Data excerpts:
>>
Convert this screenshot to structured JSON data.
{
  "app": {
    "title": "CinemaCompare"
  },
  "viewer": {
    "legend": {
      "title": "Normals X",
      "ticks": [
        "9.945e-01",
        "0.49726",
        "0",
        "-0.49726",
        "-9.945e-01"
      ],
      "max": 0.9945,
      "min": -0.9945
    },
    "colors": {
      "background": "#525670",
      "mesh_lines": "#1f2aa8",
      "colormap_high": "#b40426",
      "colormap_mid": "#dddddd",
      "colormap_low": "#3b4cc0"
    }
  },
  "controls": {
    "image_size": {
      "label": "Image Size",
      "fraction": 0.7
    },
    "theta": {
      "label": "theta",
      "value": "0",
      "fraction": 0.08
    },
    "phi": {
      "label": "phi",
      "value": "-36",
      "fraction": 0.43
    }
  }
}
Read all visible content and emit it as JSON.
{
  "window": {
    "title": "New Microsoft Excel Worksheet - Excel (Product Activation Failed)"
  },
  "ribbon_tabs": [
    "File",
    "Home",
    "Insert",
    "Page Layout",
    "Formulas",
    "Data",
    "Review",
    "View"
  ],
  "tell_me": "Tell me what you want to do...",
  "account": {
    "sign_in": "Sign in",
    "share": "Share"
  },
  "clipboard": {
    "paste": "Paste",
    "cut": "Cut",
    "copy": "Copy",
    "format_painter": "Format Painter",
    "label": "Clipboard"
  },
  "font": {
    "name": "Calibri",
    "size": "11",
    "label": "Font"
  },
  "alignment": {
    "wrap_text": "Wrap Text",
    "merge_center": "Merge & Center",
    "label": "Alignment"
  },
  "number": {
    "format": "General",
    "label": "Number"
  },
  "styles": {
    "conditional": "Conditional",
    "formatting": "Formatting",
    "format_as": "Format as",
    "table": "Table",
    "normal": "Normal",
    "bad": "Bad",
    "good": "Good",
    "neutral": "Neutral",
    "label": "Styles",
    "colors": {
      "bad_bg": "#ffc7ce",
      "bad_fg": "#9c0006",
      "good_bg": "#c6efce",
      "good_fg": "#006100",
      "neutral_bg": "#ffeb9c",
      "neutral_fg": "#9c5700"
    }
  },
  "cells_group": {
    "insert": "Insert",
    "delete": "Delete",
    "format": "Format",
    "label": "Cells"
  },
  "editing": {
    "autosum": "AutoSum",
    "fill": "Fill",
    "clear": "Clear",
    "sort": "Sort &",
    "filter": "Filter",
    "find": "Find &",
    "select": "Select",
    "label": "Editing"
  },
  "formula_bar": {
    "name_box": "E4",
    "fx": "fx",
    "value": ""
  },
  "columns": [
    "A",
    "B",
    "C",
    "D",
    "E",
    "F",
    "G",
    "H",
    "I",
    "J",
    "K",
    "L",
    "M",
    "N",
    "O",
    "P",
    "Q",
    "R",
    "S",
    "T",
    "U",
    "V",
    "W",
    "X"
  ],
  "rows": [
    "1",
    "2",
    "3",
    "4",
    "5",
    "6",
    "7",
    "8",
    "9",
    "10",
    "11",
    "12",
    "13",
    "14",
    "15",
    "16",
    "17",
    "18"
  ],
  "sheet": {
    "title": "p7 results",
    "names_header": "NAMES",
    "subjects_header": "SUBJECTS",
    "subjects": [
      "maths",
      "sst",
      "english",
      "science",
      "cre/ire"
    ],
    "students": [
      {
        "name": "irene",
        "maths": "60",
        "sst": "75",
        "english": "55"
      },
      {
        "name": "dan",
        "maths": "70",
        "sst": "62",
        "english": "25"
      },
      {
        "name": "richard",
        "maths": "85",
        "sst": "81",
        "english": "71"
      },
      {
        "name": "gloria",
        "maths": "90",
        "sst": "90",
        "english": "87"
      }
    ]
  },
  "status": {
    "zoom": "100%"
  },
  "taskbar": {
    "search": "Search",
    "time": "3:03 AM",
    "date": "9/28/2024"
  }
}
<<
Short problem: Copy all of the material word for word.

Complete response:
Convert this screenshot to structured JSON data.
{
  "app": {
    "title": "CinemaCompare"
  },
  "viewer": {
    "legend": {
      "title": "Normals X",
      "ticks": [
        "9.945e-01",
        "0.49726",
        "0",
        "-0.49726",
        "-9.945e-01"
      ],
      "max": 0.9945,
      "min": -0.9945
    },
    "colors": {
      "background": "#525670",
      "mesh_lines": "#1f2aa8",
      "colormap_high": "#b40426",
      "colormap_mid": "#dddddd",
      "colormap_low": "#3b4cc0"
    }
  },
  "controls": {
    "image_size": {
      "label": "Image Size",
      "fraction": 0.7
    },
    "theta": {
      "label": "theta",
      "value": "0",
      "fraction": 0.08
    },
    "phi": {
      "label": "phi",
      "value": "-36",
      "fraction": 0.43
    }
  }
}
Read all visible content and emit it as JSON.
{
  "window": {
    "title": "New Microsoft Excel Worksheet - Excel (Product Activation Failed)"
  },
  "ribbon_tabs": [
    "File",
    "Home",
    "Insert",
    "Page Layout",
    "Formulas",
    "Data",
    "Review",
    "View"
  ],
  "tell_me": "Tell me what you want to do...",
  "account": {
    "sign_in": "Sign in",
    "share": "Share"
  },
  "clipboard": {
    "paste": "Paste",
    "cut": "Cut",
    "copy": "Copy",
    "format_painter": "Format Painter",
    "label": "Clipboard"
  },
  "font": {
    "name": "Calibri",
    "size": "11",
    "label": "Font"
  },
  "alignment": {
    "wrap_text": "Wrap Text",
    "merge_center": "Merge & Center",
    "label": "Alignment"
  },
  "number": {
    "format": "General",
    "label": "Number"
  },
  "styles": {
    "conditional": "Conditional",
    "formatting": "Formatting",
    "format_as": "Format as",
    "table": "Table",
    "normal": "Normal",
    "bad": "Bad",
    "good": "Good",
    "neutral": "Neutral",
    "label": "Styles",
    "colors": {
      "bad_bg": "#ffc7ce",
      "bad_fg": "#9c0006",
      "good_bg": "#c6efce",
      "good_fg": "#006100",
      "neutral_bg": "#ffeb9c",
      "neutral_fg": "#9c5700"
    }
  },
  "cells_group": {
    "insert": "Insert",
    "delete": "Delete",
    "format": "Format",
    "label": "Cells"
  },
  "editing": {
    "autosum": "AutoSum",
    "fill": "Fill",
    "clear": "Clear",
    "sort": "Sort &",
    "filter": "Filter",
    "find": "Find &",
    "select": "Select",
    "label": "Editing"
  },
  "formula_bar": {
    "name_box": "E4",
    "fx": "fx",
    "value": ""
  },
  "columns": [
    "A",
    "B",
    "C",
    "D",
    "E",
    "F",
    "G",
    "H",
    "I",
    "J",
    "K",
    "L",
    "M",
    "N",
    "O",
    "P",
    "Q",
    "R",
    "S",
    "T",
    "U",
    "V",
    "W",
    "X"
  ],
  "rows": [
    "1",
    "2",
    "3",
    "4",
    "5",
    "6",
    "7",
    "8",
    "9",
    "10",
    "11",
    "12",
    "13",
    "14",
    "15",
    "16",
    "17",
    "18"
  ],
  "sheet": {
    "title": "p7 results",
    "names_header": "NAMES",
    "subjects_header": "SUBJECTS",
    "subjects": [
      "maths",
      "sst",
      "english",
      "science",
      "cre/ire"
    ],
    "students": [
      {
        "name": "irene",
        "maths": "60",
        "sst": "75",
        "english": "55"
      },
      {
        "name": "dan",
        "maths": "70",
        "sst": "62",
        "english": "25"
      },
      {
        "name": "richard",
        "maths": "85",
        "sst": "81",
        "english": "71"
      },
      {
        "name": "gloria",
        "maths": "90",
        "sst": "90",
        "english": "87"
      }
    ]
  },
  "status": {
    "zoom": "100%"
  },
  "taskbar": {
    "search": "Search",
    "time": "3:03 AM",
    "date": "9/28/2024"
  }
}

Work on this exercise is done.